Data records
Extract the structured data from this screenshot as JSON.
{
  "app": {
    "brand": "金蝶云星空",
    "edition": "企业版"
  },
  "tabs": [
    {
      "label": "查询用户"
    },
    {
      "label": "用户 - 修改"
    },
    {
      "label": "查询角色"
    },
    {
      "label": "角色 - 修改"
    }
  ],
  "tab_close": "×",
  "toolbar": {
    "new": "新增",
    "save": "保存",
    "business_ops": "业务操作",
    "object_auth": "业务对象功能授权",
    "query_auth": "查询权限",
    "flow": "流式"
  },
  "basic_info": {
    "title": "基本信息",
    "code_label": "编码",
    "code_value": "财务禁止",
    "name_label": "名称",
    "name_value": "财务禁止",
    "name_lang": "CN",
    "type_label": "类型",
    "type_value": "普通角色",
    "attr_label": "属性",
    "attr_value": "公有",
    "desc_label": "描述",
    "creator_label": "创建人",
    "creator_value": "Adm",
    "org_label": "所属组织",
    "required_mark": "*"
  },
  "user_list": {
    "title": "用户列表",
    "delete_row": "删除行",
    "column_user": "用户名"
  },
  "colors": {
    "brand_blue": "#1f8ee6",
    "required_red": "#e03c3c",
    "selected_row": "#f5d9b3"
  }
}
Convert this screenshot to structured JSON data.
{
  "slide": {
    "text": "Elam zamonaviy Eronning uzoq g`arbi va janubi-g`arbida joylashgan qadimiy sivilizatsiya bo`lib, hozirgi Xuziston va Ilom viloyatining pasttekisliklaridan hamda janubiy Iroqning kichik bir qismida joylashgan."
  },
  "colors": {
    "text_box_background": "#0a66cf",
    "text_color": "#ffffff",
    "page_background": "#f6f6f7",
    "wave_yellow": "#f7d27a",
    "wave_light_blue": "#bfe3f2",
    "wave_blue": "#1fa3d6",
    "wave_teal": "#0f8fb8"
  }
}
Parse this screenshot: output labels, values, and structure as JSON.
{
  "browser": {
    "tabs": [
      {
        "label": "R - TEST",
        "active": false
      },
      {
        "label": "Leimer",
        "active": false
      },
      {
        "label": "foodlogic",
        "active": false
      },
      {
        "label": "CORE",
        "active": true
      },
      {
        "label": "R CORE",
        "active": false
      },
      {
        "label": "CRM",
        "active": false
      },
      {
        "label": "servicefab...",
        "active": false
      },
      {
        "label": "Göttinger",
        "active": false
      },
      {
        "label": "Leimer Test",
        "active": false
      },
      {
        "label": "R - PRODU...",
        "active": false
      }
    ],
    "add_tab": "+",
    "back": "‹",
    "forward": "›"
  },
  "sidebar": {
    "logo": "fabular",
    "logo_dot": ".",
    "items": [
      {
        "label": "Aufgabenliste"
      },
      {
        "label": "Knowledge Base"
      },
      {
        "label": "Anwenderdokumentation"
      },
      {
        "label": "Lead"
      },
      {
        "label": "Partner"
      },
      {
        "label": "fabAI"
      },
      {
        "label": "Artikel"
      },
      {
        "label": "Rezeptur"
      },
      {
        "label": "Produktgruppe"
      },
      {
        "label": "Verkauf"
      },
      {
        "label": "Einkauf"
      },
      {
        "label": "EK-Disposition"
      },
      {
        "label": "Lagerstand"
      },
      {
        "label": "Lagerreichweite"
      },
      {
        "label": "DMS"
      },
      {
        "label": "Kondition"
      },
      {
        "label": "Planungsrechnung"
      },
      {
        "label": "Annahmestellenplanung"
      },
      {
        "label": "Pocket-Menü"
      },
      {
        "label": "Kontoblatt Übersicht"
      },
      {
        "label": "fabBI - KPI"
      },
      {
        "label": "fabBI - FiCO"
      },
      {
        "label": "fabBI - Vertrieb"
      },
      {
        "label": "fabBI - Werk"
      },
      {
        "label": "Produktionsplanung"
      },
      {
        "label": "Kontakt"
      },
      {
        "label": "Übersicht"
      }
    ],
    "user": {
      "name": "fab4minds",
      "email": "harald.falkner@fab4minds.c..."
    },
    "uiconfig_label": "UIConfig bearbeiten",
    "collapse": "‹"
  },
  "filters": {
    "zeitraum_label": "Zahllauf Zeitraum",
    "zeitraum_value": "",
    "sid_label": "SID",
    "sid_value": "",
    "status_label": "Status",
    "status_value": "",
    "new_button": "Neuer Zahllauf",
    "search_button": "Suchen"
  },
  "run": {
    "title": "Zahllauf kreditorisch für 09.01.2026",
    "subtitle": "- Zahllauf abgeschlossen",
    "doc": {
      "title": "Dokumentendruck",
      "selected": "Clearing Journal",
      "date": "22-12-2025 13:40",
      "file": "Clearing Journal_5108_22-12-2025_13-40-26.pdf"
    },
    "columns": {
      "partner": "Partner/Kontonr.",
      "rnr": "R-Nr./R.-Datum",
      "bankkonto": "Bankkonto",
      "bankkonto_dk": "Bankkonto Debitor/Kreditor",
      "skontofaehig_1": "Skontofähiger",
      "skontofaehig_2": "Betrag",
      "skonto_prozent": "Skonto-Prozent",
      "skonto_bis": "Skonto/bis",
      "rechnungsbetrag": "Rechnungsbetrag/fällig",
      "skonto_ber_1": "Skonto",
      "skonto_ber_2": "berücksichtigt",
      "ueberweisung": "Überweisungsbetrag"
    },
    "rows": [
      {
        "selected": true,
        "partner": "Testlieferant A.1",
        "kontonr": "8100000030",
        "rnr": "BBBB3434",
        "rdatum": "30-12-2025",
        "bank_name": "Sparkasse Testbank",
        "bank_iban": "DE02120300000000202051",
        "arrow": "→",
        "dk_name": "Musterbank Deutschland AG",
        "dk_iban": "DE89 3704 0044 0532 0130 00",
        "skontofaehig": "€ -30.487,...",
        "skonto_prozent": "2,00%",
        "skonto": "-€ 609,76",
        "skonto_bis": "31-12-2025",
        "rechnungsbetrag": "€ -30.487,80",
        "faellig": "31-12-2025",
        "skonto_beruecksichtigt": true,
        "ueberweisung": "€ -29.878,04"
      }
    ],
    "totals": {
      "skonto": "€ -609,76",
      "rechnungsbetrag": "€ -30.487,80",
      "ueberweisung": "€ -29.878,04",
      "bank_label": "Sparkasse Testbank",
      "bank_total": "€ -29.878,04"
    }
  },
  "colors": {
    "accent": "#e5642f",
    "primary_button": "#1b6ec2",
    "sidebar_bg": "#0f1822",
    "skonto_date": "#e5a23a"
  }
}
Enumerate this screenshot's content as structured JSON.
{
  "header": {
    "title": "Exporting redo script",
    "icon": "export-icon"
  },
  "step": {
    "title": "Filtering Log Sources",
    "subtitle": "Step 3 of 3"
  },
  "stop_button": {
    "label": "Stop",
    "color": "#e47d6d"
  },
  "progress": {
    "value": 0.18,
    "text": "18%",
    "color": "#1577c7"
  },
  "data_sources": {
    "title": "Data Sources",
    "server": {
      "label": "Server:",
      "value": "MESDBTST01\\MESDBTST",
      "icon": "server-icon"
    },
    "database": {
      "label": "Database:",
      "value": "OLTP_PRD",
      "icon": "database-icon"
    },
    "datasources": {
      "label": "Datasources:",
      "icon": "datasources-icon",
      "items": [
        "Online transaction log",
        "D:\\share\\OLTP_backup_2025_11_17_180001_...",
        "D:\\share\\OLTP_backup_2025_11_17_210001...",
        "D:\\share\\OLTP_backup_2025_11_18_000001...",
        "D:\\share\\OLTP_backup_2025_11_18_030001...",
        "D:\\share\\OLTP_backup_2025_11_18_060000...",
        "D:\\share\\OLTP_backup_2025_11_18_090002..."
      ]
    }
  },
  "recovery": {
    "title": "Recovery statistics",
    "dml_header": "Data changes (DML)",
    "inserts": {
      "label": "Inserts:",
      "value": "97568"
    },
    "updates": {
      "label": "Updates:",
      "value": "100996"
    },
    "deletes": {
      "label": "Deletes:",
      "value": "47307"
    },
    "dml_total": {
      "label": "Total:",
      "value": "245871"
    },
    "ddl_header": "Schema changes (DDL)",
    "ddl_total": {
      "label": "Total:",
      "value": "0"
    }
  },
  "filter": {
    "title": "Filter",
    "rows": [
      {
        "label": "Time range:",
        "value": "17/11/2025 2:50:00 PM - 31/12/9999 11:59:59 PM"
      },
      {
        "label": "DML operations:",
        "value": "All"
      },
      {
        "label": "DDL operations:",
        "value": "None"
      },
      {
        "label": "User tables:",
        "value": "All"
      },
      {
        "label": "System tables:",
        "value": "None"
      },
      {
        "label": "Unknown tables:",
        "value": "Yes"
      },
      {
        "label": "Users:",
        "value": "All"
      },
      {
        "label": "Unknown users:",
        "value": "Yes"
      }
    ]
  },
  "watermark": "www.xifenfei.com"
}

• Exercise instructions:
Extract each line holding the word "screenshot" from the records.

• Solution to this exercise:
Extract the structured data from this screenshot as JSON.
Convert this screenshot to structured JSON data.
Parse this screenshot: output labels, values, and structure as JSON.
Enumerate this screenshot's content as structured JSON.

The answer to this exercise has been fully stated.